__Problem to work on__.
In your copy, reproduce the entries exactly as they are, minus the images.

__Data extract__.
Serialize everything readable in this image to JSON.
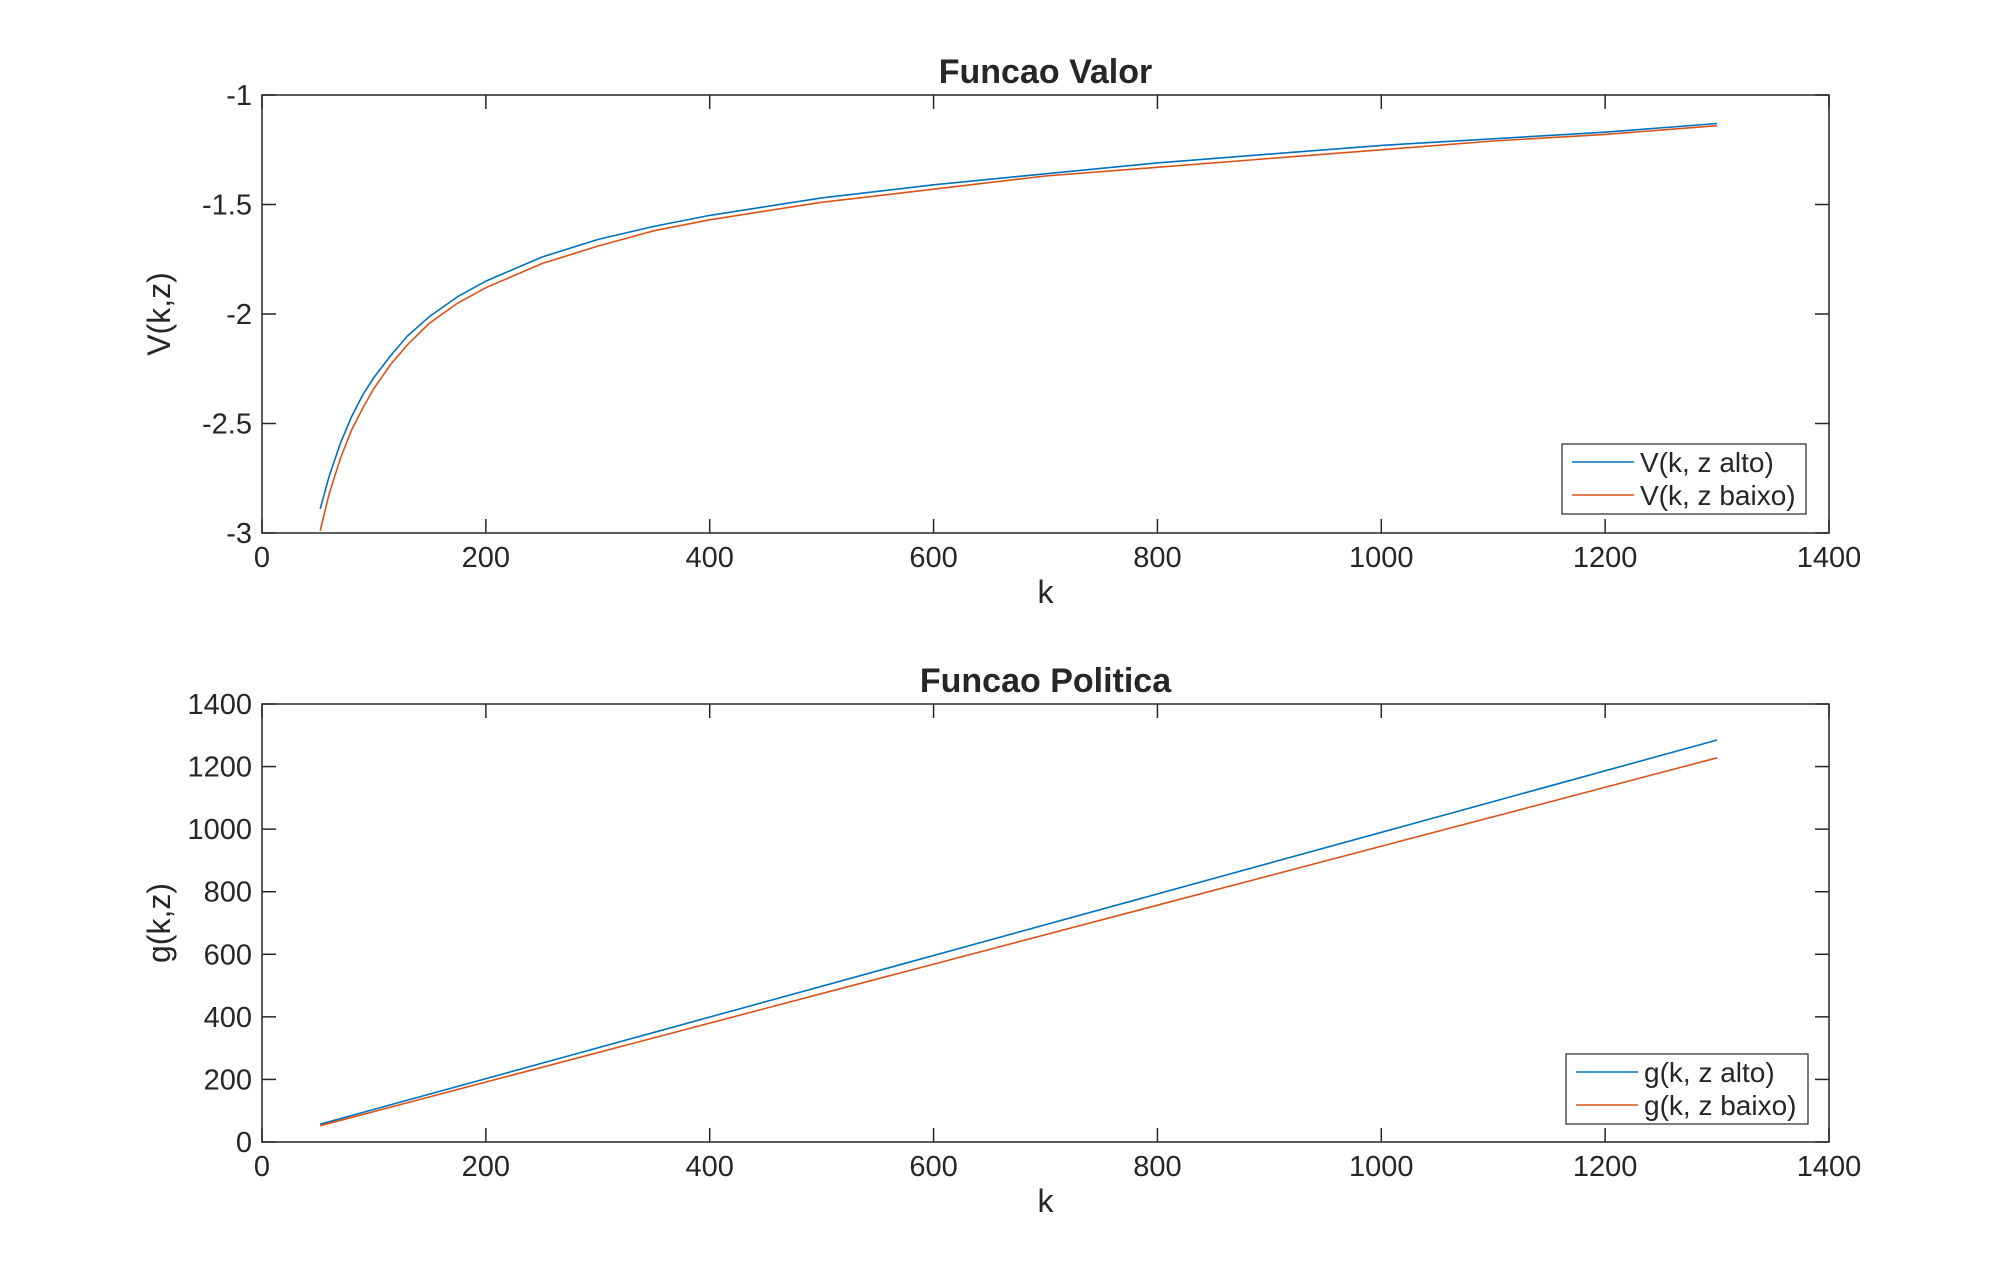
{
  "chart_data": [
    {
      "type": "line",
      "title": "Funcao Valor",
      "xlabel": "k",
      "ylabel": "V(k,z)",
      "xlim": [
        0,
        1400
      ],
      "ylim": [
        -3,
        -1
      ],
      "xticks": [
        "0",
        "200",
        "400",
        "600",
        "800",
        "1000",
        "1200",
        "1400"
      ],
      "yticks": [
        "-3",
        "-2.5",
        "-2",
        "-1.5",
        "-1"
      ],
      "grid": false,
      "legend_position": "bottom-right",
      "series": [
        {
          "name": "V(k, z alto)",
          "color": "#0072BD",
          "x": [
            52,
            60,
            70,
            80,
            90,
            100,
            115,
            130,
            150,
            175,
            200,
            250,
            300,
            350,
            400,
            500,
            600,
            700,
            800,
            900,
            1000,
            1100,
            1200,
            1300
          ],
          "y": [
            -2.89,
            -2.74,
            -2.59,
            -2.47,
            -2.37,
            -2.29,
            -2.19,
            -2.1,
            -2.01,
            -1.92,
            -1.85,
            -1.74,
            -1.66,
            -1.6,
            -1.55,
            -1.47,
            -1.41,
            -1.36,
            -1.31,
            -1.27,
            -1.23,
            -1.2,
            -1.17,
            -1.13
          ]
        },
        {
          "name": "V(k, z baixo)",
          "color": "#D95319",
          "x": [
            52,
            60,
            70,
            80,
            90,
            100,
            115,
            130,
            150,
            175,
            200,
            250,
            300,
            350,
            400,
            500,
            600,
            700,
            800,
            900,
            1000,
            1100,
            1200,
            1300
          ],
          "y": [
            -2.99,
            -2.82,
            -2.66,
            -2.53,
            -2.43,
            -2.34,
            -2.23,
            -2.14,
            -2.04,
            -1.95,
            -1.88,
            -1.77,
            -1.69,
            -1.62,
            -1.57,
            -1.49,
            -1.43,
            -1.37,
            -1.33,
            -1.29,
            -1.25,
            -1.21,
            -1.18,
            -1.14
          ]
        }
      ]
    },
    {
      "type": "line",
      "title": "Funcao Politica",
      "xlabel": "k",
      "ylabel": "g(k,z)",
      "xlim": [
        0,
        1400
      ],
      "ylim": [
        0,
        1400
      ],
      "xticks": [
        "0",
        "200",
        "400",
        "600",
        "800",
        "1000",
        "1200",
        "1400"
      ],
      "yticks": [
        "0",
        "200",
        "400",
        "600",
        "800",
        "1000",
        "1200",
        "1400"
      ],
      "grid": false,
      "legend_position": "bottom-right",
      "series": [
        {
          "name": "g(k, z alto)",
          "color": "#0072BD",
          "x": [
            52,
            1300
          ],
          "y": [
            57,
            1285
          ]
        },
        {
          "name": "g(k, z baixo)",
          "color": "#D95319",
          "x": [
            52,
            1300
          ],
          "y": [
            52,
            1228
          ]
        }
      ]
    }
  ]
}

__Task response__.
Serialize everything readable in this image to JSON.
{
  "chart_data": [
    {
      "type": "line",
      "title": "Funcao Valor",
      "xlabel": "k",
      "ylabel": "V(k,z)",
      "xlim": [
        0,
        1400
      ],
      "ylim": [
        -3,
        -1
      ],
      "xticks": [
        "0",
        "200",
        "400",
        "600",
        "800",
        "1000",
        "1200",
        "1400"
      ],
      "yticks": [
        "-3",
        "-2.5",
        "-2",
        "-1.5",
        "-1"
      ],
      "grid": false,
      "legend_position": "bottom-right",
      "series": [
        {
          "name": "V(k, z alto)",
          "color": "#0072BD",
          "x": [
            52,
            60,
            70,
            80,
            90,
            100,
            115,
            130,
            150,
            175,
            200,
            250,
            300,
            350,
            400,
            500,
            600,
            700,
            800,
            900,
            1000,
            1100,
            1200,
            1300
          ],
          "y": [
            -2.89,
            -2.74,
            -2.59,
            -2.47,
            -2.37,
            -2.29,
            -2.19,
            -2.1,
            -2.01,
            -1.92,
            -1.85,
            -1.74,
            -1.66,
            -1.6,
            -1.55,
            -1.47,
            -1.41,
            -1.36,
            -1.31,
            -1.27,
            -1.23,
            -1.2,
            -1.17,
            -1.13
          ]
        },
        {
          "name": "V(k, z baixo)",
          "color": "#D95319",
          "x": [
            52,
            60,
            70,
            80,
            90,
            100,
            115,
            130,
            150,
            175,
            200,
            250,
            300,
            350,
            400,
            500,
            600,
            700,
            800,
            900,
            1000,
            1100,
            1200,
            1300
          ],
          "y": [
            -2.99,
            -2.82,
            -2.66,
            -2.53,
            -2.43,
            -2.34,
            -2.23,
            -2.14,
            -2.04,
            -1.95,
            -1.88,
            -1.77,
            -1.69,
            -1.62,
            -1.57,
            -1.49,
            -1.43,
            -1.37,
            -1.33,
            -1.29,
            -1.25,
            -1.21,
            -1.18,
            -1.14
          ]
        }
      ]
    },
    {
      "type": "line",
      "title": "Funcao Politica",
      "xlabel": "k",
      "ylabel": "g(k,z)",
      "xlim": [
        0,
        1400
      ],
      "ylim": [
        0,
        1400
      ],
      "xticks": [
        "0",
        "200",
        "400",
        "600",
        "800",
        "1000",
        "1200",
        "1400"
      ],
      "yticks": [
        "0",
        "200",
        "400",
        "600",
        "800",
        "1000",
        "1200",
        "1400"
      ],
      "grid": false,
      "legend_position": "bottom-right",
      "series": [
        {
          "name": "g(k, z alto)",
          "color": "#0072BD",
          "x": [
            52,
            1300
          ],
          "y": [
            57,
            1285
          ]
        },
        {
          "name": "g(k, z baixo)",
          "color": "#D95319",
          "x": [
            52,
            1300
          ],
          "y": [
            52,
            1228
          ]
        }
      ]
    }
  ]
}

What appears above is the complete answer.